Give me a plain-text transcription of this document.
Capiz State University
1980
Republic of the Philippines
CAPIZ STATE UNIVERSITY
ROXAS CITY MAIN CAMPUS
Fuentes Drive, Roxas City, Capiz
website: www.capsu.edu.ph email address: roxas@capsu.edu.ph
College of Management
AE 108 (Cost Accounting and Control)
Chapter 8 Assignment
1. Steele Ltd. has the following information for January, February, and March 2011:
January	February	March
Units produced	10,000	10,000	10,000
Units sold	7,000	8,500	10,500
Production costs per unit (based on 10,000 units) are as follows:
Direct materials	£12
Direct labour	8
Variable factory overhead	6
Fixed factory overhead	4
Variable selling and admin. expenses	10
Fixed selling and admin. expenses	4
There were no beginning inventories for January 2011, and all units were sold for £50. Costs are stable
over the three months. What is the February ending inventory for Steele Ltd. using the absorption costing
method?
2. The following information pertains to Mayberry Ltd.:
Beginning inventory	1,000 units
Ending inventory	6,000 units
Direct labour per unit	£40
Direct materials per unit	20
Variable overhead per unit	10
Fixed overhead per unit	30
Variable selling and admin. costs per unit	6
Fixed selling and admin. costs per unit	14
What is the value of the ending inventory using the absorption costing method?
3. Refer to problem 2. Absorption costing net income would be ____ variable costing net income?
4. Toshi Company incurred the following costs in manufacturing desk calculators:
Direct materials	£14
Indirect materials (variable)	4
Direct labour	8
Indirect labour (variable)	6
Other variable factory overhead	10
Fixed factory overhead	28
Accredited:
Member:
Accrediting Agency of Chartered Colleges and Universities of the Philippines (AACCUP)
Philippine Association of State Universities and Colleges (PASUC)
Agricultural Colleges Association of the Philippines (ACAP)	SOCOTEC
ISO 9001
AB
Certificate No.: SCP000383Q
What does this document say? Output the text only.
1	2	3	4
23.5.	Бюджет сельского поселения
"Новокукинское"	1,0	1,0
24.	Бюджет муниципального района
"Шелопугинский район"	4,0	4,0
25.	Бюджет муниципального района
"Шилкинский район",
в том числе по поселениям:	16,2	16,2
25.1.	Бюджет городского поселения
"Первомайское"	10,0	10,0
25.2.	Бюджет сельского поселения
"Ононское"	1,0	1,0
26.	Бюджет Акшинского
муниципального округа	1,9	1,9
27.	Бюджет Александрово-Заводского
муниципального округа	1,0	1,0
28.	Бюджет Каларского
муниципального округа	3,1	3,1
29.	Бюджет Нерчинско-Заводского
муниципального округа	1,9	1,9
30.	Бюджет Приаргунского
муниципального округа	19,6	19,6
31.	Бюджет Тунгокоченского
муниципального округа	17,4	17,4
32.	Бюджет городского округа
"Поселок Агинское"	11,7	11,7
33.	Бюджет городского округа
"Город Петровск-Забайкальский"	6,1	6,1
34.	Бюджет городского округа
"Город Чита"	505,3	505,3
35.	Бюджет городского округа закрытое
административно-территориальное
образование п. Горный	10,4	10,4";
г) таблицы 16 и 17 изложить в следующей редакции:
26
****
• Given problem:
Copy down the material exactly as written.

• Full solution:
Give me a plain-text transcription of this document.
Capiz State University
1980
Republic of the Philippines
CAPIZ STATE UNIVERSITY
ROXAS CITY MAIN CAMPUS
Fuentes Drive, Roxas City, Capiz
website: www.capsu.edu.ph email address: roxas@capsu.edu.ph
College of Management
AE 108 (Cost Accounting and Control)
Chapter 8 Assignment
1. Steele Ltd. has the following information for January, February, and March 2011:
January	February	March
Units produced	10,000	10,000	10,000
Units sold	7,000	8,500	10,500
Production costs per unit (based on 10,000 units) are as follows:
Direct materials	£12
Direct labour	8
Variable factory overhead	6
Fixed factory overhead	4
Variable selling and admin. expenses	10
Fixed selling and admin. expenses	4
There were no beginning inventories for January 2011, and all units were sold for £50. Costs are stable
over the three months. What is the February ending inventory for Steele Ltd. using the absorption costing
method?
2. The following information pertains to Mayberry Ltd.:
Beginning inventory	1,000 units
Ending inventory	6,000 units
Direct labour per unit	£40
Direct materials per unit	20
Variable overhead per unit	10
Fixed overhead per unit	30
Variable selling and admin. costs per unit	6
Fixed selling and admin. costs per unit	14
What is the value of the ending inventory using the absorption costing method?
3. Refer to problem 2. Absorption costing net income would be ____ variable costing net income?
4. Toshi Company incurred the following costs in manufacturing desk calculators:
Direct materials	£14
Indirect materials (variable)	4
Direct labour	8
Indirect labour (variable)	6
Other variable factory overhead	10
Fixed factory overhead	28
Accredited:
Member:
Accrediting Agency of Chartered Colleges and Universities of the Philippines (AACCUP)
Philippine Association of State Universities and Colleges (PASUC)
Agricultural Colleges Association of the Philippines (ACAP)	SOCOTEC
ISO 9001
AB
Certificate No.: SCP000383Q
What does this document say? Output the text only.
1	2	3	4
23.5.	Бюджет сельского поселения
"Новокукинское"	1,0	1,0
24.	Бюджет муниципального района
"Шелопугинский район"	4,0	4,0
25.	Бюджет муниципального района
"Шилкинский район",
в том числе по поселениям:	16,2	16,2
25.1.	Бюджет городского поселения
"Первомайское"	10,0	10,0
25.2.	Бюджет сельского поселения
"Ононское"	1,0	1,0
26.	Бюджет Акшинского
муниципального округа	1,9	1,9
27.	Бюджет Александрово-Заводского
муниципального округа	1,0	1,0
28.	Бюджет Каларского
муниципального округа	3,1	3,1
29.	Бюджет Нерчинско-Заводского
муниципального округа	1,9	1,9
30.	Бюджет Приаргунского
муниципального округа	19,6	19,6
31.	Бюджет Тунгокоченского
муниципального округа	17,4	17,4
32.	Бюджет городского округа
"Поселок Агинское"	11,7	11,7
33.	Бюджет городского округа
"Город Петровск-Забайкальский"	6,1	6,1
34.	Бюджет городского округа
"Город Чита"	505,3	505,3
35.	Бюджет городского округа закрытое
административно-территориальное
образование п. Горный	10,4	10,4";
г) таблицы 16 и 17 изложить в следующей редакции:
26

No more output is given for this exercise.